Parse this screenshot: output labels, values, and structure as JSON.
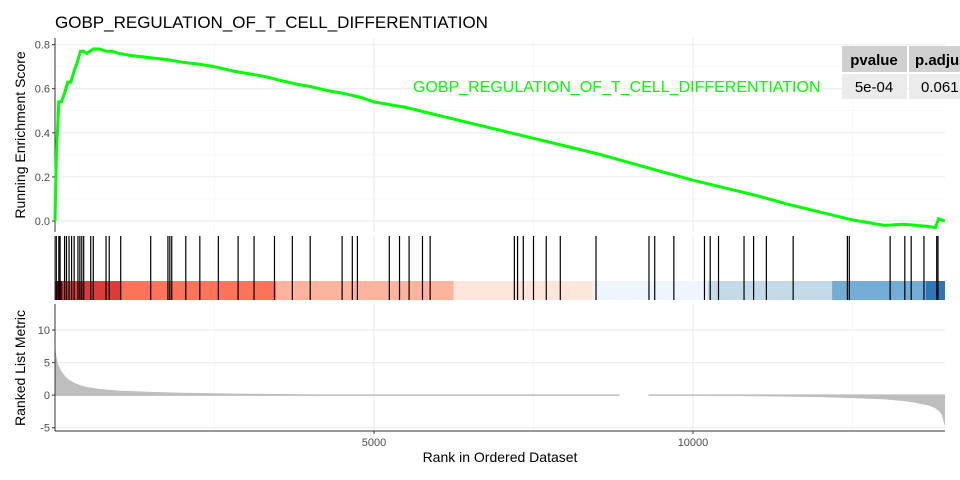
{
  "chart_data": {
    "type": "line",
    "title": "GOBP_REGULATION_OF_T_CELL_DIFFERENTIATION",
    "gene_set_label": "GOBP_REGULATION_OF_T_CELL_DIFFERENTIATION",
    "xlabel": "Rank in Ordered Dataset",
    "xlim": [
      0,
      13950
    ],
    "x_ticks": [
      5000,
      10000
    ],
    "colors": {
      "curve": "#00ff00",
      "hits": "#000000",
      "metric_fill": "#bebebe",
      "grid": "#ebebeb"
    },
    "es_panel": {
      "ylabel": "Running Enrichment Score",
      "ylim": [
        -0.05,
        0.83
      ],
      "y_ticks": [
        0.0,
        0.2,
        0.4,
        0.6,
        0.8
      ],
      "y_tick_labels": [
        "0.0",
        "0.2",
        "0.4",
        "0.6",
        "0.8"
      ],
      "series": [
        {
          "x": [
            0,
            20,
            60,
            100,
            150,
            200,
            250,
            300,
            350,
            400,
            450,
            500,
            600,
            700,
            800,
            900,
            1000,
            1200,
            1500,
            1800,
            2000,
            2300,
            2500,
            2800,
            3000,
            3300,
            3500,
            3800,
            4000,
            4300,
            4500,
            4800,
            5000,
            5500,
            6000,
            6500,
            7000,
            7500,
            8000,
            8500,
            9000,
            9500,
            10000,
            10500,
            11000,
            11500,
            12000,
            12500,
            13000,
            13300,
            13500,
            13700,
            13800,
            13850,
            13900,
            13950
          ],
          "y": [
            0.0,
            0.29,
            0.54,
            0.54,
            0.58,
            0.63,
            0.63,
            0.68,
            0.72,
            0.77,
            0.77,
            0.76,
            0.78,
            0.78,
            0.77,
            0.77,
            0.76,
            0.75,
            0.74,
            0.73,
            0.72,
            0.71,
            0.7,
            0.68,
            0.67,
            0.655,
            0.64,
            0.62,
            0.61,
            0.59,
            0.58,
            0.56,
            0.54,
            0.515,
            0.48,
            0.445,
            0.41,
            0.375,
            0.34,
            0.305,
            0.265,
            0.225,
            0.185,
            0.15,
            0.115,
            0.075,
            0.04,
            0.005,
            -0.02,
            -0.015,
            -0.02,
            -0.025,
            -0.03,
            0.01,
            0.005,
            0.0
          ]
        }
      ]
    },
    "hits_panel": {
      "hit_positions": [
        20,
        60,
        80,
        150,
        180,
        220,
        260,
        300,
        360,
        390,
        420,
        450,
        560,
        600,
        800,
        850,
        1030,
        1500,
        1770,
        1800,
        1830,
        2050,
        2270,
        2560,
        2870,
        3120,
        3440,
        3720,
        4000,
        4500,
        4660,
        4740,
        5240,
        5400,
        5550,
        5760,
        5880,
        7200,
        7250,
        7340,
        7500,
        7700,
        7920,
        8480,
        9310,
        9400,
        9700,
        10180,
        10270,
        10400,
        10800,
        10950,
        11150,
        11570,
        12420,
        12450,
        13090,
        13320,
        13420,
        13620,
        13820,
        13840
      ],
      "color_bands": [
        {
          "from": 0,
          "to": 120,
          "color": "#67000d"
        },
        {
          "from": 120,
          "to": 1020,
          "color": "#dc3b39"
        },
        {
          "from": 1020,
          "to": 3470,
          "color": "#fb7359"
        },
        {
          "from": 3470,
          "to": 6250,
          "color": "#fcb49c"
        },
        {
          "from": 6250,
          "to": 8430,
          "color": "#fee5db"
        },
        {
          "from": 8430,
          "to": 10230,
          "color": "#eff5fd"
        },
        {
          "from": 10230,
          "to": 12180,
          "color": "#c3dbe9"
        },
        {
          "from": 12180,
          "to": 13650,
          "color": "#72add5"
        },
        {
          "from": 13650,
          "to": 13950,
          "color": "#2c77b6"
        }
      ]
    },
    "metric_panel": {
      "ylabel": "Ranked List Metric",
      "ylim": [
        -5.5,
        14
      ],
      "y_ticks": [
        -5,
        0,
        5,
        10
      ],
      "y_tick_labels": [
        "-5",
        "0",
        "5",
        "10"
      ],
      "x": [
        0,
        20,
        50,
        100,
        150,
        200,
        300,
        400,
        500,
        700,
        1000,
        1500,
        2000,
        3000,
        4000,
        5000,
        6000,
        7000,
        8000,
        8800,
        9000,
        9200,
        10000,
        11000,
        12000,
        12500,
        13000,
        13300,
        13500,
        13700,
        13800,
        13850,
        13900,
        13930,
        13950
      ],
      "y": [
        7.8,
        6.0,
        4.7,
        3.7,
        3.0,
        2.5,
        1.9,
        1.5,
        1.25,
        0.95,
        0.7,
        0.5,
        0.38,
        0.22,
        0.12,
        0.06,
        0.02,
        0.0,
        0.0,
        0.0,
        0.0,
        0.0,
        -0.05,
        -0.15,
        -0.3,
        -0.45,
        -0.65,
        -0.9,
        -1.2,
        -1.6,
        -2.0,
        -2.4,
        -3.0,
        -4.2,
        -4.8
      ],
      "gap": [
        8850,
        9300
      ]
    }
  },
  "table": {
    "headers": [
      "pvalue",
      "p.adjust"
    ],
    "values": [
      "5e-04",
      "0.061"
    ]
  }
}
........
TASK PROMPT:
Without the pictures, reproduce every line of the records above exactly.

THE OUTPUT:
Parse this screenshot: output labels, values, and structure as JSON.
{
  "chart_data": {
    "type": "line",
    "title": "GOBP_REGULATION_OF_T_CELL_DIFFERENTIATION",
    "gene_set_label": "GOBP_REGULATION_OF_T_CELL_DIFFERENTIATION",
    "xlabel": "Rank in Ordered Dataset",
    "xlim": [
      0,
      13950
    ],
    "x_ticks": [
      5000,
      10000
    ],
    "colors": {
      "curve": "#00ff00",
      "hits": "#000000",
      "metric_fill": "#bebebe",
      "grid": "#ebebeb"
    },
    "es_panel": {
      "ylabel": "Running Enrichment Score",
      "ylim": [
        -0.05,
        0.83
      ],
      "y_ticks": [
        0.0,
        0.2,
        0.4,
        0.6,
        0.8
      ],
      "y_tick_labels": [
        "0.0",
        "0.2",
        "0.4",
        "0.6",
        "0.8"
      ],
      "series": [
        {
          "x": [
            0,
            20,
            60,
            100,
            150,
            200,
            250,
            300,
            350,
            400,
            450,
            500,
            600,
            700,
            800,
            900,
            1000,
            1200,
            1500,
            1800,
            2000,
            2300,
            2500,
            2800,
            3000,
            3300,
            3500,
            3800,
            4000,
            4300,
            4500,
            4800,
            5000,
            5500,
            6000,
            6500,
            7000,
            7500,
            8000,
            8500,
            9000,
            9500,
            10000,
            10500,
            11000,
            11500,
            12000,
            12500,
            13000,
            13300,
            13500,
            13700,
            13800,
            13850,
            13900,
            13950
          ],
          "y": [
            0.0,
            0.29,
            0.54,
            0.54,
            0.58,
            0.63,
            0.63,
            0.68,
            0.72,
            0.77,
            0.77,
            0.76,
            0.78,
            0.78,
            0.77,
            0.77,
            0.76,
            0.75,
            0.74,
            0.73,
            0.72,
            0.71,
            0.7,
            0.68,
            0.67,
            0.655,
            0.64,
            0.62,
            0.61,
            0.59,
            0.58,
            0.56,
            0.54,
            0.515,
            0.48,
            0.445,
            0.41,
            0.375,
            0.34,
            0.305,
            0.265,
            0.225,
            0.185,
            0.15,
            0.115,
            0.075,
            0.04,
            0.005,
            -0.02,
            -0.015,
            -0.02,
            -0.025,
            -0.03,
            0.01,
            0.005,
            0.0
          ]
        }
      ]
    },
    "hits_panel": {
      "hit_positions": [
        20,
        60,
        80,
        150,
        180,
        220,
        260,
        300,
        360,
        390,
        420,
        450,
        560,
        600,
        800,
        850,
        1030,
        1500,
        1770,
        1800,
        1830,
        2050,
        2270,
        2560,
        2870,
        3120,
        3440,
        3720,
        4000,
        4500,
        4660,
        4740,
        5240,
        5400,
        5550,
        5760,
        5880,
        7200,
        7250,
        7340,
        7500,
        7700,
        7920,
        8480,
        9310,
        9400,
        9700,
        10180,
        10270,
        10400,
        10800,
        10950,
        11150,
        11570,
        12420,
        12450,
        13090,
        13320,
        13420,
        13620,
        13820,
        13840
      ],
      "color_bands": [
        {
          "from": 0,
          "to": 120,
          "color": "#67000d"
        },
        {
          "from": 120,
          "to": 1020,
          "color": "#dc3b39"
        },
        {
          "from": 1020,
          "to": 3470,
          "color": "#fb7359"
        },
        {
          "from": 3470,
          "to": 6250,
          "color": "#fcb49c"
        },
        {
          "from": 6250,
          "to": 8430,
          "color": "#fee5db"
        },
        {
          "from": 8430,
          "to": 10230,
          "color": "#eff5fd"
        },
        {
          "from": 10230,
          "to": 12180,
          "color": "#c3dbe9"
        },
        {
          "from": 12180,
          "to": 13650,
          "color": "#72add5"
        },
        {
          "from": 13650,
          "to": 13950,
          "color": "#2c77b6"
        }
      ]
    },
    "metric_panel": {
      "ylabel": "Ranked List Metric",
      "ylim": [
        -5.5,
        14
      ],
      "y_ticks": [
        -5,
        0,
        5,
        10
      ],
      "y_tick_labels": [
        "-5",
        "0",
        "5",
        "10"
      ],
      "x": [
        0,
        20,
        50,
        100,
        150,
        200,
        300,
        400,
        500,
        700,
        1000,
        1500,
        2000,
        3000,
        4000,
        5000,
        6000,
        7000,
        8000,
        8800,
        9000,
        9200,
        10000,
        11000,
        12000,
        12500,
        13000,
        13300,
        13500,
        13700,
        13800,
        13850,
        13900,
        13930,
        13950
      ],
      "y": [
        7.8,
        6.0,
        4.7,
        3.7,
        3.0,
        2.5,
        1.9,
        1.5,
        1.25,
        0.95,
        0.7,
        0.5,
        0.38,
        0.22,
        0.12,
        0.06,
        0.02,
        0.0,
        0.0,
        0.0,
        0.0,
        0.0,
        -0.05,
        -0.15,
        -0.3,
        -0.45,
        -0.65,
        -0.9,
        -1.2,
        -1.6,
        -2.0,
        -2.4,
        -3.0,
        -4.2,
        -4.8
      ],
      "gap": [
        8850,
        9300
      ]
    }
  },
  "table": {
    "headers": [
      "pvalue",
      "p.adjust"
    ],
    "values": [
      "5e-04",
      "0.061"
    ]
  }
}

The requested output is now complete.